** START OF Entries provided **

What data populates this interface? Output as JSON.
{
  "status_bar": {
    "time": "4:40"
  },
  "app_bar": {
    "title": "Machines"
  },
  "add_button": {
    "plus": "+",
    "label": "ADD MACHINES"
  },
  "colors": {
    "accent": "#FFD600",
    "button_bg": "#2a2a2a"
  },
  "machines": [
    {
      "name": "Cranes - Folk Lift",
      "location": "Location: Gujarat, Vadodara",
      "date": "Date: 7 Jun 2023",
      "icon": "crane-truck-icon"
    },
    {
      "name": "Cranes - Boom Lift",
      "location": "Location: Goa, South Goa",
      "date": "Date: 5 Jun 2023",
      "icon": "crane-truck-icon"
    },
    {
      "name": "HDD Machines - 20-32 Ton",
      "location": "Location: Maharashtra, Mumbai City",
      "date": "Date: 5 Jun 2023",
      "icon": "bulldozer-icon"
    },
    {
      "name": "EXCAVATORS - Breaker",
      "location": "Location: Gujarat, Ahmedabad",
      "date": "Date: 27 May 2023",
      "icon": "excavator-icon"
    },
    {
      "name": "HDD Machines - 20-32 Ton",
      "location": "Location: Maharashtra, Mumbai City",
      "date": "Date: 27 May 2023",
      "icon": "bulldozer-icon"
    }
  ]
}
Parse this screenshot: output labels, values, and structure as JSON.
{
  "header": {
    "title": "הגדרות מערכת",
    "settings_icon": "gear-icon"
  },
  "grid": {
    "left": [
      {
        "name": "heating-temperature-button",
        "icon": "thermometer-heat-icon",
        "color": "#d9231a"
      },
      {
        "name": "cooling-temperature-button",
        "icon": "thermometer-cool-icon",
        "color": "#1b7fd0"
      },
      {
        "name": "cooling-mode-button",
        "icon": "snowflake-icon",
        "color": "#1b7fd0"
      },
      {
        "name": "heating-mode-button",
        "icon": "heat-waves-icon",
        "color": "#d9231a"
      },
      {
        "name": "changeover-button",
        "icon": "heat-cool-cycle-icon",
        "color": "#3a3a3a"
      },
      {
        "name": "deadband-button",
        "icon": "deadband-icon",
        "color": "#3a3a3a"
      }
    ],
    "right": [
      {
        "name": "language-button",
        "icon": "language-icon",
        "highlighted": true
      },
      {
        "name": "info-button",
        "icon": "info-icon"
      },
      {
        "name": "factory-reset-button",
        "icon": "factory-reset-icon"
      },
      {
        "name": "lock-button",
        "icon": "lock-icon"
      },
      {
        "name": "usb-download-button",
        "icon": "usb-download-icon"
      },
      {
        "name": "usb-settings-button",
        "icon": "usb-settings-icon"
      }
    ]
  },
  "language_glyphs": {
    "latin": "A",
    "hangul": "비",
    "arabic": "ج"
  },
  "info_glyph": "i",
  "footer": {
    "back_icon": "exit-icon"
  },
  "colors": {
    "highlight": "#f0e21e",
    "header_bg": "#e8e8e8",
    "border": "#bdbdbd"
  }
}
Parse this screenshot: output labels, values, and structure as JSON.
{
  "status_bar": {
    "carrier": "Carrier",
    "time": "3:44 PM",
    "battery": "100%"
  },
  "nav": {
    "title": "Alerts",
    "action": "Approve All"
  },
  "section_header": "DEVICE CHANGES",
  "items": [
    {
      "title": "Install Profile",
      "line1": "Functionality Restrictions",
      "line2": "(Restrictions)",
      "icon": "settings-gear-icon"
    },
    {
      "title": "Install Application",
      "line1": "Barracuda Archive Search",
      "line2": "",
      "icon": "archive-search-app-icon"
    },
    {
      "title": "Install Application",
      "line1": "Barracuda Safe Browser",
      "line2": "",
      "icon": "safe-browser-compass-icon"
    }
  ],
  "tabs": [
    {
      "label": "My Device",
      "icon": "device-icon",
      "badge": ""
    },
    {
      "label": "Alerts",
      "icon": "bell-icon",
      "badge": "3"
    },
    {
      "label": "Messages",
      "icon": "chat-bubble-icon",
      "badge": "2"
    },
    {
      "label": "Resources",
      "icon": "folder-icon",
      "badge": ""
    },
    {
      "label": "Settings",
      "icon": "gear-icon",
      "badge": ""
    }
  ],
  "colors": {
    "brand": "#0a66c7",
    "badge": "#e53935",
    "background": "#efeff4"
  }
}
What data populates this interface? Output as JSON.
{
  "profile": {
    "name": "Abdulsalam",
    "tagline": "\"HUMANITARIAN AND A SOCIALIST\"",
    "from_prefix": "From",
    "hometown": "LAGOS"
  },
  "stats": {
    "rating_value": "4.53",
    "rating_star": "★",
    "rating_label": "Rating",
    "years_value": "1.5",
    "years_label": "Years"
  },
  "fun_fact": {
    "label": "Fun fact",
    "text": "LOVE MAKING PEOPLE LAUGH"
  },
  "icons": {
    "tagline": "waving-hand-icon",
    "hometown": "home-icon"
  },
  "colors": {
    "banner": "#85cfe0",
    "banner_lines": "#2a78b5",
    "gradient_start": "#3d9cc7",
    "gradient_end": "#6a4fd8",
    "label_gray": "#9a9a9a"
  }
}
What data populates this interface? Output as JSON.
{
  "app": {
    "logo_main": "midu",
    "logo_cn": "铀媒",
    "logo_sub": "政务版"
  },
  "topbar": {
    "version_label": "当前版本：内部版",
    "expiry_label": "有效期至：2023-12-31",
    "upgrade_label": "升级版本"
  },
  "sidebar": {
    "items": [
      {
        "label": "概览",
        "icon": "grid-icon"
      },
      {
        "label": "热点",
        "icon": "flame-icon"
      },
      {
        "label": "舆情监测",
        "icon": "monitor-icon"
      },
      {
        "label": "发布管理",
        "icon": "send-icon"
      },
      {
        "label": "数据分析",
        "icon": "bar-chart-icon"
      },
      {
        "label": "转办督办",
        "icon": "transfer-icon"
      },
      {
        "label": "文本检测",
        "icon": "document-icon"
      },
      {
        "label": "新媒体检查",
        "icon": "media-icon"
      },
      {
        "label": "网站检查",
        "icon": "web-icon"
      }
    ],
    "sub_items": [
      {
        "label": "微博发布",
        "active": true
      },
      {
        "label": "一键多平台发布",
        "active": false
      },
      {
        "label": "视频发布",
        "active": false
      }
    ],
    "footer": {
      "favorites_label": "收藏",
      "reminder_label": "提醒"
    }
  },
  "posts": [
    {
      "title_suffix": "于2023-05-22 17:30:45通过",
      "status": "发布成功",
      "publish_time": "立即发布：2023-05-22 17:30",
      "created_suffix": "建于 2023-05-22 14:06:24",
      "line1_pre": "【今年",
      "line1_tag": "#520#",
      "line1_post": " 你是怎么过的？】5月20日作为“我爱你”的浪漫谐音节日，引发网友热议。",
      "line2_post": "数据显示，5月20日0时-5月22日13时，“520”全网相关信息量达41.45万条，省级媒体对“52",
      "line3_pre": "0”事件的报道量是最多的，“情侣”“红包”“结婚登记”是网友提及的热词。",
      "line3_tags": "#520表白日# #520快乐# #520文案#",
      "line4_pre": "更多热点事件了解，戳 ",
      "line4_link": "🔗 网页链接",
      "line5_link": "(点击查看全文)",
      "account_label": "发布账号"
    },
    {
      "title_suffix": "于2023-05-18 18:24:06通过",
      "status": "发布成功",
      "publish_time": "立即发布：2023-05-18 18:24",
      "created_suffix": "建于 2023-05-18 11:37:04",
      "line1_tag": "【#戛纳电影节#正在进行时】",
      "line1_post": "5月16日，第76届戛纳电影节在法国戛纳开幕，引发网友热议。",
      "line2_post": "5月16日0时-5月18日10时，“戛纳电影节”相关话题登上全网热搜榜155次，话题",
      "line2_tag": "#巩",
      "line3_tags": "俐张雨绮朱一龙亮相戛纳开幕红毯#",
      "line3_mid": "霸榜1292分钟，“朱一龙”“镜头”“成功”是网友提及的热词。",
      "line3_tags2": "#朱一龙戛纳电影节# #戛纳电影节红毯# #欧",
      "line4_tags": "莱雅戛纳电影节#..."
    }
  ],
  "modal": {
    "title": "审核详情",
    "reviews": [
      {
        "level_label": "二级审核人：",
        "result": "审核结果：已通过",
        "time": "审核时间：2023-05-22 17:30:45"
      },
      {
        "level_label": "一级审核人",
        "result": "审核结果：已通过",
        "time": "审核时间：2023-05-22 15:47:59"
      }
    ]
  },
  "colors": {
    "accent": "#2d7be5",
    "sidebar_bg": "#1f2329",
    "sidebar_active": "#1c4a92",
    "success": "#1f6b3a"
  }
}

** END OF Entries provided **

→ Problem to work on
Give a single number: the count of lines above that include the word "gear".

→ Output below
3